══ Input data
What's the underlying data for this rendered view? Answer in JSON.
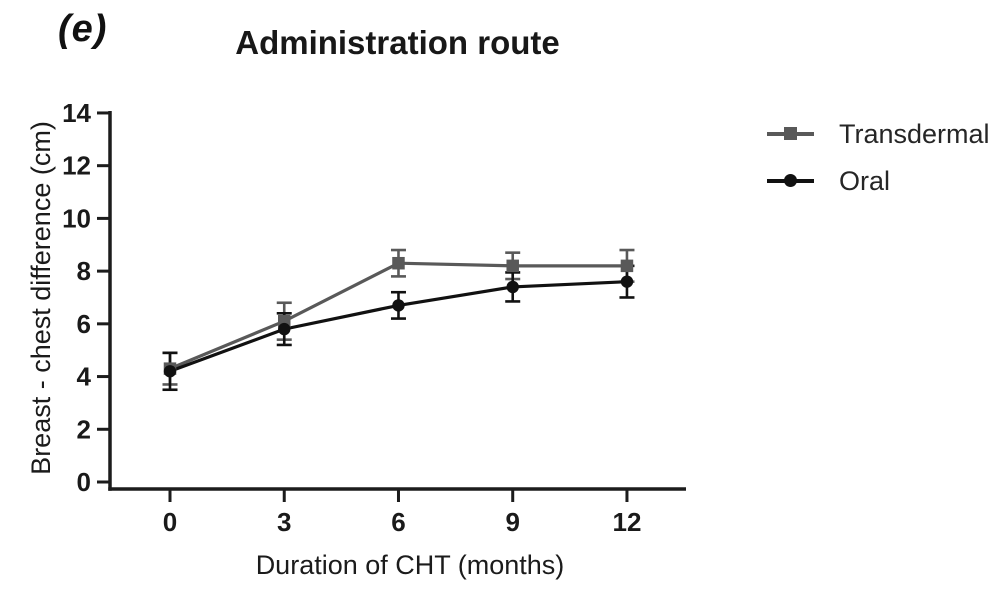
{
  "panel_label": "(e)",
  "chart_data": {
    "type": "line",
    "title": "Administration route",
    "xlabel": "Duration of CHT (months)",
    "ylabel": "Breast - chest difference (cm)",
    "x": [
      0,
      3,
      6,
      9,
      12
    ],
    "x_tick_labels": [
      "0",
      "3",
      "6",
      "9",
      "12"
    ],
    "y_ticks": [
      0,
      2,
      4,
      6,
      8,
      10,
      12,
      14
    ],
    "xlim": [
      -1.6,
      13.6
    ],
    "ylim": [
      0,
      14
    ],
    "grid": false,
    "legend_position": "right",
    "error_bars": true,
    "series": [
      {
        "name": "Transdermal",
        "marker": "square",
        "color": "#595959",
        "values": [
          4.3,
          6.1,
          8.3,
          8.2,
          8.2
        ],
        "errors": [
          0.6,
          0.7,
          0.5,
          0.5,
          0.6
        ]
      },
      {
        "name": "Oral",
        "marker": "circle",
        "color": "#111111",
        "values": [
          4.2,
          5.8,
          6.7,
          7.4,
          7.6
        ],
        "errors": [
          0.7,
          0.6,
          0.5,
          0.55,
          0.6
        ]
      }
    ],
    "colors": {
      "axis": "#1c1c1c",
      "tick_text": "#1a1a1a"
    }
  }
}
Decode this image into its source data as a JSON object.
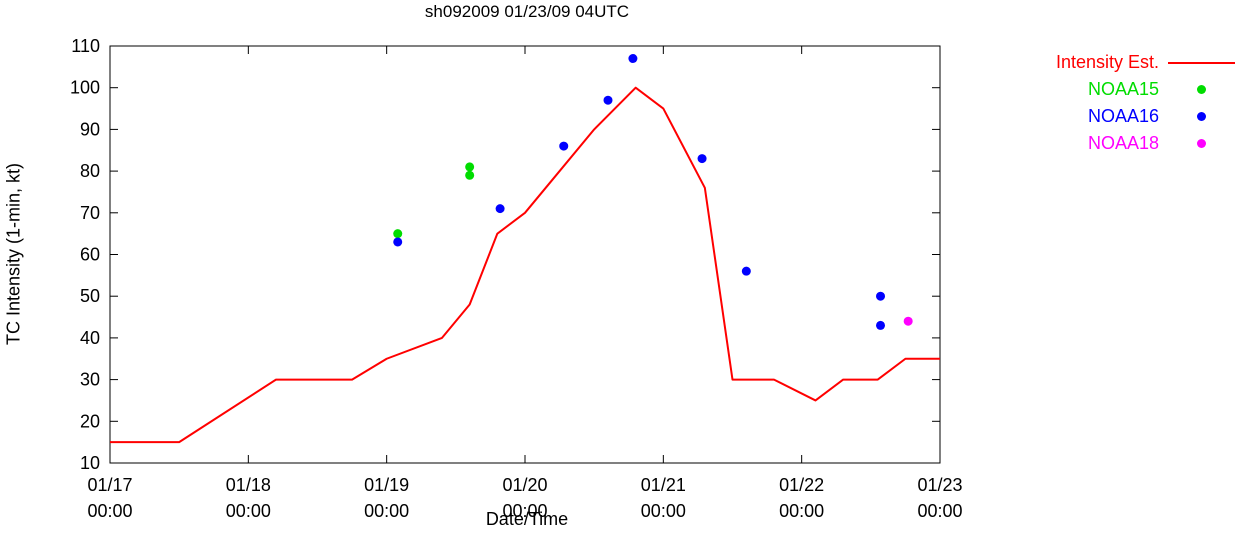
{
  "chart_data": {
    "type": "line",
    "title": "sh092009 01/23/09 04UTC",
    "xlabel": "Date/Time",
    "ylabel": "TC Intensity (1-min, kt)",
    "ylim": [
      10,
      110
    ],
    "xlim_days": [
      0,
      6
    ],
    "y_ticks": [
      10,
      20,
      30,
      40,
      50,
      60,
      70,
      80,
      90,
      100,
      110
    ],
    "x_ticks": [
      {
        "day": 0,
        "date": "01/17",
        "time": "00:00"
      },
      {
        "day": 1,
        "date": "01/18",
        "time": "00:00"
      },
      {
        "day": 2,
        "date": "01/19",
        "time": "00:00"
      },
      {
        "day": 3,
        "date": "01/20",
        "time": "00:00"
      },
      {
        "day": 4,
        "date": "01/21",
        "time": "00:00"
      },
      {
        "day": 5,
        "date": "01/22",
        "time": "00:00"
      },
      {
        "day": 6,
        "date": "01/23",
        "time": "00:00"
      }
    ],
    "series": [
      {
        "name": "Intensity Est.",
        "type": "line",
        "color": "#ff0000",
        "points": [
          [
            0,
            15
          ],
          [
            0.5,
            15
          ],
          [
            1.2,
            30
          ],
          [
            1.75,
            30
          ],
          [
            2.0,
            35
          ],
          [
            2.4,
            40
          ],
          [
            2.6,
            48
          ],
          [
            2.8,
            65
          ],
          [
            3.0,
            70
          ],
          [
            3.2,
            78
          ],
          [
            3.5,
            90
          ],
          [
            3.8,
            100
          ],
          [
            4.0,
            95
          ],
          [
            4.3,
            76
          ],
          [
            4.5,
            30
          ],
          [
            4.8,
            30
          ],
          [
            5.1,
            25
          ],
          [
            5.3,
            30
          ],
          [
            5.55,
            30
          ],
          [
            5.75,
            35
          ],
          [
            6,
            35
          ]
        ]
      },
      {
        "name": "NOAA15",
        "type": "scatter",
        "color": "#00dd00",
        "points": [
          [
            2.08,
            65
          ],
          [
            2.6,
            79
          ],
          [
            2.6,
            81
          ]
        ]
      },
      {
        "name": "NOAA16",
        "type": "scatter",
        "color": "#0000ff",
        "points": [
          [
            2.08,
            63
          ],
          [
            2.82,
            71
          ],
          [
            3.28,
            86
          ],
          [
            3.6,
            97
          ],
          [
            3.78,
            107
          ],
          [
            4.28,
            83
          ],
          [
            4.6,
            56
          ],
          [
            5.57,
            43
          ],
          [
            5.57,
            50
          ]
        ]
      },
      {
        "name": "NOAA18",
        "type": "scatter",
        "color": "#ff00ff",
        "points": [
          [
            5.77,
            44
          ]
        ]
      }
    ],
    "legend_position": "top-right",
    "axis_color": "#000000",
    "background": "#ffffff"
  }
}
════
> [Task brief]:
Pictures excluded, quote all the data above exactly.

> [Response to this task]:
What's the underlying data for this rendered view? Answer in JSON.
{
  "panel_label": "(e)",
  "chart_data": {
    "type": "line",
    "title": "Administration route",
    "xlabel": "Duration of CHT (months)",
    "ylabel": "Breast - chest difference (cm)",
    "x": [
      0,
      3,
      6,
      9,
      12
    ],
    "x_tick_labels": [
      "0",
      "3",
      "6",
      "9",
      "12"
    ],
    "y_ticks": [
      0,
      2,
      4,
      6,
      8,
      10,
      12,
      14
    ],
    "xlim": [
      -1.6,
      13.6
    ],
    "ylim": [
      0,
      14
    ],
    "grid": false,
    "legend_position": "right",
    "error_bars": true,
    "series": [
      {
        "name": "Transdermal",
        "marker": "square",
        "color": "#595959",
        "values": [
          4.3,
          6.1,
          8.3,
          8.2,
          8.2
        ],
        "errors": [
          0.6,
          0.7,
          0.5,
          0.5,
          0.6
        ]
      },
      {
        "name": "Oral",
        "marker": "circle",
        "color": "#111111",
        "values": [
          4.2,
          5.8,
          6.7,
          7.4,
          7.6
        ],
        "errors": [
          0.7,
          0.6,
          0.5,
          0.55,
          0.6
        ]
      }
    ],
    "colors": {
      "axis": "#1c1c1c",
      "tick_text": "#1a1a1a"
    }
  }
}
Decode this image into its source data as a JSON object.
{
  "chart_data": {
    "type": "line",
    "title": "sh092009 01/23/09 04UTC",
    "xlabel": "Date/Time",
    "ylabel": "TC Intensity (1-min, kt)",
    "ylim": [
      10,
      110
    ],
    "xlim_days": [
      0,
      6
    ],
    "y_ticks": [
      10,
      20,
      30,
      40,
      50,
      60,
      70,
      80,
      90,
      100,
      110
    ],
    "x_ticks": [
      {
        "day": 0,
        "date": "01/17",
        "time": "00:00"
      },
      {
        "day": 1,
        "date": "01/18",
        "time": "00:00"
      },
      {
        "day": 2,
        "date": "01/19",
        "time": "00:00"
      },
      {
        "day": 3,
        "date": "01/20",
        "time": "00:00"
      },
      {
        "day": 4,
        "date": "01/21",
        "time": "00:00"
      },
      {
        "day": 5,
        "date": "01/22",
        "time": "00:00"
      },
      {
        "day": 6,
        "date": "01/23",
        "time": "00:00"
      }
    ],
    "series": [
      {
        "name": "Intensity Est.",
        "type": "line",
        "color": "#ff0000",
        "points": [
          [
            0,
            15
          ],
          [
            0.5,
            15
          ],
          [
            1.2,
            30
          ],
          [
            1.75,
            30
          ],
          [
            2.0,
            35
          ],
          [
            2.4,
            40
          ],
          [
            2.6,
            48
          ],
          [
            2.8,
            65
          ],
          [
            3.0,
            70
          ],
          [
            3.2,
            78
          ],
          [
            3.5,
            90
          ],
          [
            3.8,
            100
          ],
          [
            4.0,
            95
          ],
          [
            4.3,
            76
          ],
          [
            4.5,
            30
          ],
          [
            4.8,
            30
          ],
          [
            5.1,
            25
          ],
          [
            5.3,
            30
          ],
          [
            5.55,
            30
          ],
          [
            5.75,
            35
          ],
          [
            6,
            35
          ]
        ]
      },
      {
        "name": "NOAA15",
        "type": "scatter",
        "color": "#00dd00",
        "points": [
          [
            2.08,
            65
          ],
          [
            2.6,
            79
          ],
          [
            2.6,
            81
          ]
        ]
      },
      {
        "name": "NOAA16",
        "type": "scatter",
        "color": "#0000ff",
        "points": [
          [
            2.08,
            63
          ],
          [
            2.82,
            71
          ],
          [
            3.28,
            86
          ],
          [
            3.6,
            97
          ],
          [
            3.78,
            107
          ],
          [
            4.28,
            83
          ],
          [
            4.6,
            56
          ],
          [
            5.57,
            43
          ],
          [
            5.57,
            50
          ]
        ]
      },
      {
        "name": "NOAA18",
        "type": "scatter",
        "color": "#ff00ff",
        "points": [
          [
            5.77,
            44
          ]
        ]
      }
    ],
    "legend_position": "top-right",
    "axis_color": "#000000",
    "background": "#ffffff"
  }
}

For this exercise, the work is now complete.